• _WHAT THE TASK ASKS_
Count every line in the following entries where the word "JSON" appears. Give the count alone.

• _RECORDS PROVIDED_
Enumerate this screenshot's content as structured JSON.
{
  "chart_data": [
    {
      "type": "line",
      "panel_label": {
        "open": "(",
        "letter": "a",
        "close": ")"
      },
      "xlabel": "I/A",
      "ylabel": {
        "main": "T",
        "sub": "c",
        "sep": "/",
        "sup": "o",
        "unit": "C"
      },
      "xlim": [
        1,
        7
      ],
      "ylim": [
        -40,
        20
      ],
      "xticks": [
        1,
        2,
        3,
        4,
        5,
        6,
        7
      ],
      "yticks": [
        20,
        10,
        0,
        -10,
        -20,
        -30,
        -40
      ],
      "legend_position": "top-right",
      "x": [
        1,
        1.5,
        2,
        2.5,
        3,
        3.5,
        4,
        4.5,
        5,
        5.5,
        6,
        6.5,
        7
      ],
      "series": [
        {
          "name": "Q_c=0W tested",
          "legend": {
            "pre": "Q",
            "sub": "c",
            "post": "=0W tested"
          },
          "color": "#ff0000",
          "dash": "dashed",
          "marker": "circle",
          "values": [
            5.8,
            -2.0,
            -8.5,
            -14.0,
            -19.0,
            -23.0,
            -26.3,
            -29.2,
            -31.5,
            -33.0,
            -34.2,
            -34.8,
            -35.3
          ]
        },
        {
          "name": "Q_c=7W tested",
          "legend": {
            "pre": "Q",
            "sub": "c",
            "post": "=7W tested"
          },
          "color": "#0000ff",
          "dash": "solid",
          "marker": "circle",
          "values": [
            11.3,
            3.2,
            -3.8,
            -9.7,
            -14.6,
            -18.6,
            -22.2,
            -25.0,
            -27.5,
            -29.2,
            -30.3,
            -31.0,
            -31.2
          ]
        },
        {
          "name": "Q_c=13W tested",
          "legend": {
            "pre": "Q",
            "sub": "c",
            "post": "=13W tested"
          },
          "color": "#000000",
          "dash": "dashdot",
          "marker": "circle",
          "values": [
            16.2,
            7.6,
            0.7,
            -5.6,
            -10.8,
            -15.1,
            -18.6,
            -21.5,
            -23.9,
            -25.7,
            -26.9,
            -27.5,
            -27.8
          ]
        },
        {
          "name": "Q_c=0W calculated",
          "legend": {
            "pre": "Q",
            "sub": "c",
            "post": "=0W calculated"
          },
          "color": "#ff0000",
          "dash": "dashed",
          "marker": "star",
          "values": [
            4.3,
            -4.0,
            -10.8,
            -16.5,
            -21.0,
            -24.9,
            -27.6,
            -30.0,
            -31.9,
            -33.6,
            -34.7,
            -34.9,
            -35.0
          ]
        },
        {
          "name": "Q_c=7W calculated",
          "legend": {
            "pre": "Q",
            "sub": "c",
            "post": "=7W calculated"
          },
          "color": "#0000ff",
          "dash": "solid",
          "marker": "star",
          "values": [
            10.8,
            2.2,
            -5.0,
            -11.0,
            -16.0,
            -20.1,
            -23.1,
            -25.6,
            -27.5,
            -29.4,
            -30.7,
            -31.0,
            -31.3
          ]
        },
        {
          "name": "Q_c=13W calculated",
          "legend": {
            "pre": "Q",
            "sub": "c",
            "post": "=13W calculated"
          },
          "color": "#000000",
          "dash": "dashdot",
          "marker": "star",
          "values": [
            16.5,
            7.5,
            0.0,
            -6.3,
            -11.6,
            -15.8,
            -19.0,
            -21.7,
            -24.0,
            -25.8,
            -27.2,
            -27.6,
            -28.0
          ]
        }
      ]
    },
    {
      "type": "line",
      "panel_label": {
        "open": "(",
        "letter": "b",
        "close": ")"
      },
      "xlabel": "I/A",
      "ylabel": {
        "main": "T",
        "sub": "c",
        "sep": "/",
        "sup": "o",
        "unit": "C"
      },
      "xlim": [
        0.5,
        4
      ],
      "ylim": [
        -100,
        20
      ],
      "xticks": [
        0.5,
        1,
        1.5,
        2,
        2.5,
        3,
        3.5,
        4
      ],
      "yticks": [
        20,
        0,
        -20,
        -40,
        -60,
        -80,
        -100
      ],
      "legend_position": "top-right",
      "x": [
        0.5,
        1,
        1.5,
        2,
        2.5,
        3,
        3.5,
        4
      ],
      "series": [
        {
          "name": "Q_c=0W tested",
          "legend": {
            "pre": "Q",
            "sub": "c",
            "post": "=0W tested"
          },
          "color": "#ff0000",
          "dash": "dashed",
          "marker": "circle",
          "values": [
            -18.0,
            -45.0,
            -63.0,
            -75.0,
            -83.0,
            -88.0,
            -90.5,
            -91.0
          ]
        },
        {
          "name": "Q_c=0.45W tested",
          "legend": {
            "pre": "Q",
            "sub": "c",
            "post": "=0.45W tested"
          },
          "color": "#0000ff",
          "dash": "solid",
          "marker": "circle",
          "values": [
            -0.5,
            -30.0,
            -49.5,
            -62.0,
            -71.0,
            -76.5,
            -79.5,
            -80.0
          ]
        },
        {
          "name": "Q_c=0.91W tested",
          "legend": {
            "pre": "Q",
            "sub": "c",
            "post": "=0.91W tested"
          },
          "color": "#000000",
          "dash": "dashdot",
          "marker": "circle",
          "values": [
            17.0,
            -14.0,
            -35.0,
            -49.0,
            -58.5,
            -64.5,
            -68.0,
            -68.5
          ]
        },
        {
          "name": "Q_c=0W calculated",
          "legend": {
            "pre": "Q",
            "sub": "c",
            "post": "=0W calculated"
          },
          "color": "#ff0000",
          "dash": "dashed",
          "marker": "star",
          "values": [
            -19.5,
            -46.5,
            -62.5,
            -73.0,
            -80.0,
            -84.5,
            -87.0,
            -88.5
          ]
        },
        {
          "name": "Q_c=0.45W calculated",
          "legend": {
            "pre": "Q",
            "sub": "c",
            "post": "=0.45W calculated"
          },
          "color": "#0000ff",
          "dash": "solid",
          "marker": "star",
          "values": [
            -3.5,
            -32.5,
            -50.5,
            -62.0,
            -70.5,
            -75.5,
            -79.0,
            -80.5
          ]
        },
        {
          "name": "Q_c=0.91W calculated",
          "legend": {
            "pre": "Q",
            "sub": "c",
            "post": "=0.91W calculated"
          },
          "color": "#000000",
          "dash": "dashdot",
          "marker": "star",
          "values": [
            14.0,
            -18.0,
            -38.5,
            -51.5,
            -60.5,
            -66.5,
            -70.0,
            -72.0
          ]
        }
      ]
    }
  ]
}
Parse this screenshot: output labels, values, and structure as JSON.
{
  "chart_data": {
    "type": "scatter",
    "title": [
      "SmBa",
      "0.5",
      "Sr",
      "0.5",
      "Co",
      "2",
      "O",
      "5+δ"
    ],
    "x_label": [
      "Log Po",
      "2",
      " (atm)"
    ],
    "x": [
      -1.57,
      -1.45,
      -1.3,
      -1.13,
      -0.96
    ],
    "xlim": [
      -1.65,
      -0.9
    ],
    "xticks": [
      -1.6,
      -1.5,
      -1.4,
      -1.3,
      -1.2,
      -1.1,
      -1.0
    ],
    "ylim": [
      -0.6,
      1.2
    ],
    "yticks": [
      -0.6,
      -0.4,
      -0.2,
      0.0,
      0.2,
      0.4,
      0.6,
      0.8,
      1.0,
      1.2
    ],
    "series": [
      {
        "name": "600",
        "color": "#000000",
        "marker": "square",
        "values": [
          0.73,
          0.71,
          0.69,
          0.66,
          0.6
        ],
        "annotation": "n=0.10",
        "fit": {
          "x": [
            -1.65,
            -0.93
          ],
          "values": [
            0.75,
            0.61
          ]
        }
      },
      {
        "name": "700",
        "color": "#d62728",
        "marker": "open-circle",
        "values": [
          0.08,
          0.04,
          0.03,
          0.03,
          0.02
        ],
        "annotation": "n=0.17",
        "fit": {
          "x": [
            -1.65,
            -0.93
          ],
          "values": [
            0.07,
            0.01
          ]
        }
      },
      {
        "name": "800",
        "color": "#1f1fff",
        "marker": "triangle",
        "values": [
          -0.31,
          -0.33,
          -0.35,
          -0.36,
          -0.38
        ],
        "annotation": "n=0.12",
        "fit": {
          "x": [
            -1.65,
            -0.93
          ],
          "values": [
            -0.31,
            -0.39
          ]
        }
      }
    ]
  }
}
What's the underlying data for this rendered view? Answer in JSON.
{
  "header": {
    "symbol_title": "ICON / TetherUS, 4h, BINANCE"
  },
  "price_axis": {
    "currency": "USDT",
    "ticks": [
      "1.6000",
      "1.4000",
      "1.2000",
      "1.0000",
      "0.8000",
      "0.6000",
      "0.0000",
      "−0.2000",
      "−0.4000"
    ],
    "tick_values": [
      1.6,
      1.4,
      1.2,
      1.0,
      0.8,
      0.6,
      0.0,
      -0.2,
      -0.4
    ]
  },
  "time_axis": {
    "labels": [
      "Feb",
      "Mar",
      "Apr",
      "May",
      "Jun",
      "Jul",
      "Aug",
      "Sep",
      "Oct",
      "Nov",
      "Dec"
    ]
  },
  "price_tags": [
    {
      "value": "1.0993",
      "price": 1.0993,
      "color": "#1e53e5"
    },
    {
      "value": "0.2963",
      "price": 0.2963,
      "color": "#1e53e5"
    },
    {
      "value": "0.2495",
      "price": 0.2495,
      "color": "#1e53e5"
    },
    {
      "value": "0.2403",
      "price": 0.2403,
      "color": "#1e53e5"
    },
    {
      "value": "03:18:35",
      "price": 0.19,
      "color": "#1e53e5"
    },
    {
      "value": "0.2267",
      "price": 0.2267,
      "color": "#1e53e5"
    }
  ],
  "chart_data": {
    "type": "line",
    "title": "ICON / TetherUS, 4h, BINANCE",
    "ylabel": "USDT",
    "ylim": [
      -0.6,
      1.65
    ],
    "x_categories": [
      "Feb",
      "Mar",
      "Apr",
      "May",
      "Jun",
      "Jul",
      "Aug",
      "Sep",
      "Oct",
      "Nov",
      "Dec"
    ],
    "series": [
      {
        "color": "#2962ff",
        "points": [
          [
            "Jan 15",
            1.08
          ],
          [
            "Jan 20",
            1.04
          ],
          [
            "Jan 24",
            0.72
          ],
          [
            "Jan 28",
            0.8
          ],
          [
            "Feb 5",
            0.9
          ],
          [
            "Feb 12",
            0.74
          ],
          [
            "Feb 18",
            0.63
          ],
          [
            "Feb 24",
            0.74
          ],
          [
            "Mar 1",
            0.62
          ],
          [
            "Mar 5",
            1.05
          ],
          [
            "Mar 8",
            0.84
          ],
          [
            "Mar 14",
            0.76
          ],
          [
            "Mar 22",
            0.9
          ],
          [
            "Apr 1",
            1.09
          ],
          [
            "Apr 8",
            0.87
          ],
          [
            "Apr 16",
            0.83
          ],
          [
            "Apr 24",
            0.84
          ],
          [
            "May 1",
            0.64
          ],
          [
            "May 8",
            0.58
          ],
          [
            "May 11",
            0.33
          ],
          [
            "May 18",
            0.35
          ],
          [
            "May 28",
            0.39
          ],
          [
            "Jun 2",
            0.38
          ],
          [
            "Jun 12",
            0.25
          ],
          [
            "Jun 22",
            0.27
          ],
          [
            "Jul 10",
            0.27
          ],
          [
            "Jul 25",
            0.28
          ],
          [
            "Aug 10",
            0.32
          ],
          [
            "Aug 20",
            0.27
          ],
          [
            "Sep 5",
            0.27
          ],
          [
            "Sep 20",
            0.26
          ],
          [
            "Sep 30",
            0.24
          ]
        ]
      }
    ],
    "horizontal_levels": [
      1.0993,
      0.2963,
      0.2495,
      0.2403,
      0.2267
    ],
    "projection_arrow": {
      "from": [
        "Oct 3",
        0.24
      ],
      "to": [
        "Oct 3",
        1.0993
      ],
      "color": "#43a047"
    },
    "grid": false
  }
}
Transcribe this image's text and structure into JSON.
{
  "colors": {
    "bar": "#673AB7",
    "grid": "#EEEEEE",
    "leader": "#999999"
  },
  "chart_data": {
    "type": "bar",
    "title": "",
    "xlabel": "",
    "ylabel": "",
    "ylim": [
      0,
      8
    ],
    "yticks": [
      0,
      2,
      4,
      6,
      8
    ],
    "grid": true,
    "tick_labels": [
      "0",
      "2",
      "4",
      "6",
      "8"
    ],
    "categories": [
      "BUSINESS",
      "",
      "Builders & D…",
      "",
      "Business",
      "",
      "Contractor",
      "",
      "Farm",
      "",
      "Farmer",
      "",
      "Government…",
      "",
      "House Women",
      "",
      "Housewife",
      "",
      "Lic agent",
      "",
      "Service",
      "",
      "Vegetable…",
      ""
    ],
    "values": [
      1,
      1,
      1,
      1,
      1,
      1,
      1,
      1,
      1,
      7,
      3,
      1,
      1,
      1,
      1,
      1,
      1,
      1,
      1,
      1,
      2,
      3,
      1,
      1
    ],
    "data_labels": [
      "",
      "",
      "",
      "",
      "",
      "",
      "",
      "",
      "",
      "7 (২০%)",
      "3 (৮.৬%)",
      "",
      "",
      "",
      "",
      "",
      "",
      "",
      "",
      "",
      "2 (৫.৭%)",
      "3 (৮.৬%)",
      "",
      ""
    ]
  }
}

• _TASK RESULT_
4